### Request
Take the data below and repeat it exactly.

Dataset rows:
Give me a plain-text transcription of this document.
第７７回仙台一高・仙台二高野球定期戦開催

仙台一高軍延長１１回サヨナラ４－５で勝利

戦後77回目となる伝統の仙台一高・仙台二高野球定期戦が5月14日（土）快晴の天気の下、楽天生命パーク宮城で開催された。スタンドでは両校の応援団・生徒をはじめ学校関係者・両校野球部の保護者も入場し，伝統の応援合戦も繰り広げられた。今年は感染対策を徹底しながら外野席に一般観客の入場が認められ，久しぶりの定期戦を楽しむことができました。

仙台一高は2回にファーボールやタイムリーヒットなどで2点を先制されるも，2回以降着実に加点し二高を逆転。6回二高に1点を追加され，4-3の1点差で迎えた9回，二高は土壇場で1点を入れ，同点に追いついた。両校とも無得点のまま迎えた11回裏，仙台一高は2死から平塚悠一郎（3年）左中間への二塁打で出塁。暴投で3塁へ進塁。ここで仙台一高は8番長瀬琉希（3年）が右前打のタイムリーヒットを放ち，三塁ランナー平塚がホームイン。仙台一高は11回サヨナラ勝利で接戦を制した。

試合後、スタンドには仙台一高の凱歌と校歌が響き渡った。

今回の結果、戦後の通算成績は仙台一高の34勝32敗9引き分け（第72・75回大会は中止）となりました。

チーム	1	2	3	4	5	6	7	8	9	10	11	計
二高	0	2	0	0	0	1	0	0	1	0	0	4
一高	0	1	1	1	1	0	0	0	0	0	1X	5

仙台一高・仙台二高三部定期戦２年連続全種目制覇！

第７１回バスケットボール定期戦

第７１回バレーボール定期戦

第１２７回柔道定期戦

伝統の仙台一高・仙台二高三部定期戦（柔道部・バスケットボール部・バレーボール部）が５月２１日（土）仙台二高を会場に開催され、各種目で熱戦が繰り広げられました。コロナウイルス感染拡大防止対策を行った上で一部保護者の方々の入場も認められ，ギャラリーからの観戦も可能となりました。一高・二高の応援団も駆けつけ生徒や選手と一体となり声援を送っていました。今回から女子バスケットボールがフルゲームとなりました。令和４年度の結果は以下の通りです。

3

### Written solution
Give me a plain-text transcription of this document.
第７７回仙台一高・仙台二高野球定期戦開催

仙台一高軍延長１１回サヨナラ４－５で勝利

戦後77回目となる伝統の仙台一高・仙台二高野球定期戦が5月14日（土）快晴の天気の下、楽天生命パーク宮城で開催された。スタンドでは両校の応援団・生徒をはじめ学校関係者・両校野球部の保護者も入場し，伝統の応援合戦も繰り広げられた。今年は感染対策を徹底しながら外野席に一般観客の入場が認められ，久しぶりの定期戦を楽しむことができました。

仙台一高は2回にファーボールやタイムリーヒットなどで2点を先制されるも，2回以降着実に加点し二高を逆転。6回二高に1点を追加され，4-3の1点差で迎えた9回，二高は土壇場で1点を入れ，同点に追いついた。両校とも無得点のまま迎えた11回裏，仙台一高は2死から平塚悠一郎（3年）左中間への二塁打で出塁。暴投で3塁へ進塁。ここで仙台一高は8番長瀬琉希（3年）が右前打のタイムリーヒットを放ち，三塁ランナー平塚がホームイン。仙台一高は11回サヨナラ勝利で接戦を制した。

試合後、スタンドには仙台一高の凱歌と校歌が響き渡った。

今回の結果、戦後の通算成績は仙台一高の34勝32敗9引き分け（第72・75回大会は中止）となりました。

チーム	1	2	3	4	5	6	7	8	9	10	11	計
二高	0	2	0	0	0	1	0	0	1	0	0	4
一高	0	1	1	1	1	0	0	0	0	0	1X	5

仙台一高・仙台二高三部定期戦２年連続全種目制覇！

第７１回バスケットボール定期戦

第７１回バレーボール定期戦

第１２７回柔道定期戦

伝統の仙台一高・仙台二高三部定期戦（柔道部・バスケットボール部・バレーボール部）が５月２１日（土）仙台二高を会場に開催され、各種目で熱戦が繰り広げられました。コロナウイルス感染拡大防止対策を行った上で一部保護者の方々の入場も認められ，ギャラリーからの観戦も可能となりました。一高・二高の応援団も駆けつけ生徒や選手と一体となり声援を送っていました。今回から女子バスケットボールがフルゲームとなりました。令和４年度の結果は以下の通りです。

3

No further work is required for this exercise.